**Instructions for the task**
Set down the full listing exactly as given. Any pictures are to be left out.

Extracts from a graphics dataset

"""

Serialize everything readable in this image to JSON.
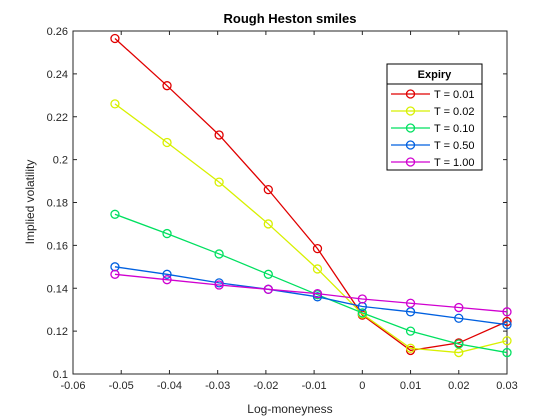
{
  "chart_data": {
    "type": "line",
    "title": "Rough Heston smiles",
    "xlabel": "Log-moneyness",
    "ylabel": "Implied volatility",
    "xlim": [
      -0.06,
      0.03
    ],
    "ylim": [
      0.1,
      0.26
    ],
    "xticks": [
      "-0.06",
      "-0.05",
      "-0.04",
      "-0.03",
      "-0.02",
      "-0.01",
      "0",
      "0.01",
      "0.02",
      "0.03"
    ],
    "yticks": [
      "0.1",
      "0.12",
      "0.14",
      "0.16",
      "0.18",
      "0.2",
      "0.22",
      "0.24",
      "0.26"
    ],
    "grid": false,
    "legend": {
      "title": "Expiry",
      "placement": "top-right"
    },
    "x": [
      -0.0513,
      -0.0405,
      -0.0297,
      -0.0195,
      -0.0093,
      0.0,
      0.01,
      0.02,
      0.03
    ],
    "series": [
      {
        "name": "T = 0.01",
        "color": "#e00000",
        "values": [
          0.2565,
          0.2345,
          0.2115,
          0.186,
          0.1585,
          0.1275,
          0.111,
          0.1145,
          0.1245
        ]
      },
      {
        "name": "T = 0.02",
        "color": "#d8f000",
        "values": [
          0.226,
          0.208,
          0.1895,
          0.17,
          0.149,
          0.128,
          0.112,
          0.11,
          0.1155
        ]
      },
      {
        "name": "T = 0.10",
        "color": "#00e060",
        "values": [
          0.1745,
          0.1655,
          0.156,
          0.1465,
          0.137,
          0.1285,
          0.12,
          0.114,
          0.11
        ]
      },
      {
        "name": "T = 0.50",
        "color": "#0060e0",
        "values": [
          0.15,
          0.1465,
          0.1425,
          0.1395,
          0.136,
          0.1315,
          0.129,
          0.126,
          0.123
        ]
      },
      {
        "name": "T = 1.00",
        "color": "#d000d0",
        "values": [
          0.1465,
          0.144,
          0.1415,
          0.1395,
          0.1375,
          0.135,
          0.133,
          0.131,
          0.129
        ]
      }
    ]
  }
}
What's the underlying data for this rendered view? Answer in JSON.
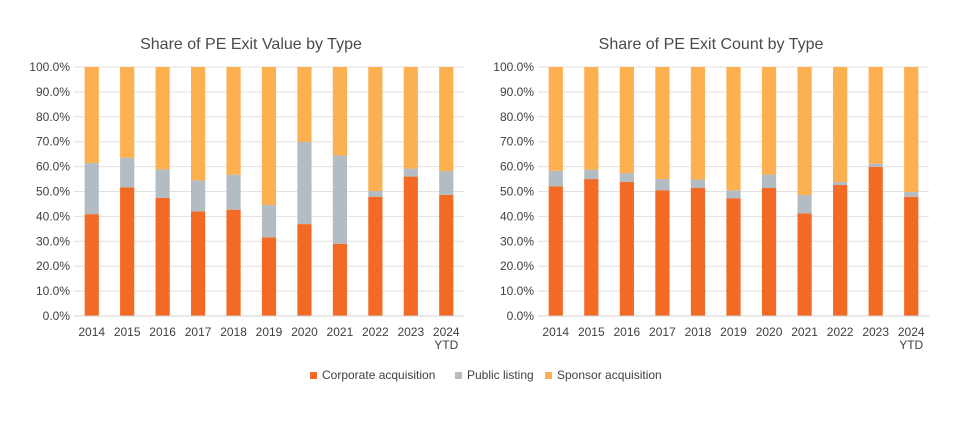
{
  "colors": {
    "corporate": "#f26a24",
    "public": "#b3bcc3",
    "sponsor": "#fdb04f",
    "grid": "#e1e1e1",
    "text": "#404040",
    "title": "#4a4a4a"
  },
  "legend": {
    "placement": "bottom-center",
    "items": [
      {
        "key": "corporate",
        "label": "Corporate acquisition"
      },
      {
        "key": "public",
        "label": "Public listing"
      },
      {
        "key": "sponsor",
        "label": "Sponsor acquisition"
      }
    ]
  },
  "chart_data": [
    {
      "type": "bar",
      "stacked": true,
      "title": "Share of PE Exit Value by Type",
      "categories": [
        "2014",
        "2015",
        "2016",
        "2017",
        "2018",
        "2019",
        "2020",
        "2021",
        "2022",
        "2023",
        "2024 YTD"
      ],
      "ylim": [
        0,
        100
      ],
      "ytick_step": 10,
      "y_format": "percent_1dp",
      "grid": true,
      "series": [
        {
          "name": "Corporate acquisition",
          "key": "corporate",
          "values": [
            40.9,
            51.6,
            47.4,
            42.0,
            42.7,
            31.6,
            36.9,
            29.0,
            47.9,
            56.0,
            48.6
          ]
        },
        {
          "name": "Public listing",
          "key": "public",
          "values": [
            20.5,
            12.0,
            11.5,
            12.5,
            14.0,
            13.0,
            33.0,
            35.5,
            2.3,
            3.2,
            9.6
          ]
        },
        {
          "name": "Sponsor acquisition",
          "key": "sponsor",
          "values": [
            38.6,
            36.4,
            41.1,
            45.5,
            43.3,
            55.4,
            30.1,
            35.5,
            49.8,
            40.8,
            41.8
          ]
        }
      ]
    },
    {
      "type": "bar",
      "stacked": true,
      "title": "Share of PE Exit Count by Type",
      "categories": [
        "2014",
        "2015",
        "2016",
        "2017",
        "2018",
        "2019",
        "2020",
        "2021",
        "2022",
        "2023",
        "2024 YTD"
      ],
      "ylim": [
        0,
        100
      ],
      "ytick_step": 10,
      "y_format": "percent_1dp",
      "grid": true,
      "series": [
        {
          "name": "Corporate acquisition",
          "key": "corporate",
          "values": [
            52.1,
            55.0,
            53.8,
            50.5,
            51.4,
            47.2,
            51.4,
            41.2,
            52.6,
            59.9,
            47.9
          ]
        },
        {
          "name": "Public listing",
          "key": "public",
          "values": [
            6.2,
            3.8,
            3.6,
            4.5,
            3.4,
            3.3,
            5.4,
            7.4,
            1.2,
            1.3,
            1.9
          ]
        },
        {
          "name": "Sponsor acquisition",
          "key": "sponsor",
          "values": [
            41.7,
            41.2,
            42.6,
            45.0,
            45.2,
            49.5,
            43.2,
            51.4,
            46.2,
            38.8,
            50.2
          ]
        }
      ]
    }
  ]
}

"""

**Answer to this task**
Serialize everything readable in this image to JSON.
{
  "chart_data": {
    "type": "line",
    "title": "Rough Heston smiles",
    "xlabel": "Log-moneyness",
    "ylabel": "Implied volatility",
    "xlim": [
      -0.06,
      0.03
    ],
    "ylim": [
      0.1,
      0.26
    ],
    "xticks": [
      "-0.06",
      "-0.05",
      "-0.04",
      "-0.03",
      "-0.02",
      "-0.01",
      "0",
      "0.01",
      "0.02",
      "0.03"
    ],
    "yticks": [
      "0.1",
      "0.12",
      "0.14",
      "0.16",
      "0.18",
      "0.2",
      "0.22",
      "0.24",
      "0.26"
    ],
    "grid": false,
    "legend": {
      "title": "Expiry",
      "placement": "top-right"
    },
    "x": [
      -0.0513,
      -0.0405,
      -0.0297,
      -0.0195,
      -0.0093,
      0.0,
      0.01,
      0.02,
      0.03
    ],
    "series": [
      {
        "name": "T = 0.01",
        "color": "#e00000",
        "values": [
          0.2565,
          0.2345,
          0.2115,
          0.186,
          0.1585,
          0.1275,
          0.111,
          0.1145,
          0.1245
        ]
      },
      {
        "name": "T = 0.02",
        "color": "#d8f000",
        "values": [
          0.226,
          0.208,
          0.1895,
          0.17,
          0.149,
          0.128,
          0.112,
          0.11,
          0.1155
        ]
      },
      {
        "name": "T = 0.10",
        "color": "#00e060",
        "values": [
          0.1745,
          0.1655,
          0.156,
          0.1465,
          0.137,
          0.1285,
          0.12,
          0.114,
          0.11
        ]
      },
      {
        "name": "T = 0.50",
        "color": "#0060e0",
        "values": [
          0.15,
          0.1465,
          0.1425,
          0.1395,
          0.136,
          0.1315,
          0.129,
          0.126,
          0.123
        ]
      },
      {
        "name": "T = 1.00",
        "color": "#d000d0",
        "values": [
          0.1465,
          0.144,
          0.1415,
          0.1395,
          0.1375,
          0.135,
          0.133,
          0.131,
          0.129
        ]
      }
    ]
  }
}
What's the underlying data for this rendered view? Answer in JSON.
{
  "colors": {
    "corporate": "#f26a24",
    "public": "#b3bcc3",
    "sponsor": "#fdb04f",
    "grid": "#e1e1e1",
    "text": "#404040",
    "title": "#4a4a4a"
  },
  "legend": {
    "placement": "bottom-center",
    "items": [
      {
        "key": "corporate",
        "label": "Corporate acquisition"
      },
      {
        "key": "public",
        "label": "Public listing"
      },
      {
        "key": "sponsor",
        "label": "Sponsor acquisition"
      }
    ]
  },
  "chart_data": [
    {
      "type": "bar",
      "stacked": true,
      "title": "Share of PE Exit Value by Type",
      "categories": [
        "2014",
        "2015",
        "2016",
        "2017",
        "2018",
        "2019",
        "2020",
        "2021",
        "2022",
        "2023",
        "2024 YTD"
      ],
      "ylim": [
        0,
        100
      ],
      "ytick_step": 10,
      "y_format": "percent_1dp",
      "grid": true,
      "series": [
        {
          "name": "Corporate acquisition",
          "key": "corporate",
          "values": [
            40.9,
            51.6,
            47.4,
            42.0,
            42.7,
            31.6,
            36.9,
            29.0,
            47.9,
            56.0,
            48.6
          ]
        },
        {
          "name": "Public listing",
          "key": "public",
          "values": [
            20.5,
            12.0,
            11.5,
            12.5,
            14.0,
            13.0,
            33.0,
            35.5,
            2.3,
            3.2,
            9.6
          ]
        },
        {
          "name": "Sponsor acquisition",
          "key": "sponsor",
          "values": [
            38.6,
            36.4,
            41.1,
            45.5,
            43.3,
            55.4,
            30.1,
            35.5,
            49.8,
            40.8,
            41.8
          ]
        }
      ]
    },
    {
      "type": "bar",
      "stacked": true,
      "title": "Share of PE Exit Count by Type",
      "categories": [
        "2014",
        "2015",
        "2016",
        "2017",
        "2018",
        "2019",
        "2020",
        "2021",
        "2022",
        "2023",
        "2024 YTD"
      ],
      "ylim": [
        0,
        100
      ],
      "ytick_step": 10,
      "y_format": "percent_1dp",
      "grid": true,
      "series": [
        {
          "name": "Corporate acquisition",
          "key": "corporate",
          "values": [
            52.1,
            55.0,
            53.8,
            50.5,
            51.4,
            47.2,
            51.4,
            41.2,
            52.6,
            59.9,
            47.9
          ]
        },
        {
          "name": "Public listing",
          "key": "public",
          "values": [
            6.2,
            3.8,
            3.6,
            4.5,
            3.4,
            3.3,
            5.4,
            7.4,
            1.2,
            1.3,
            1.9
          ]
        },
        {
          "name": "Sponsor acquisition",
          "key": "sponsor",
          "values": [
            41.7,
            41.2,
            42.6,
            45.0,
            45.2,
            49.5,
            43.2,
            51.4,
            46.2,
            38.8,
            50.2
          ]
        }
      ]
    }
  ]
}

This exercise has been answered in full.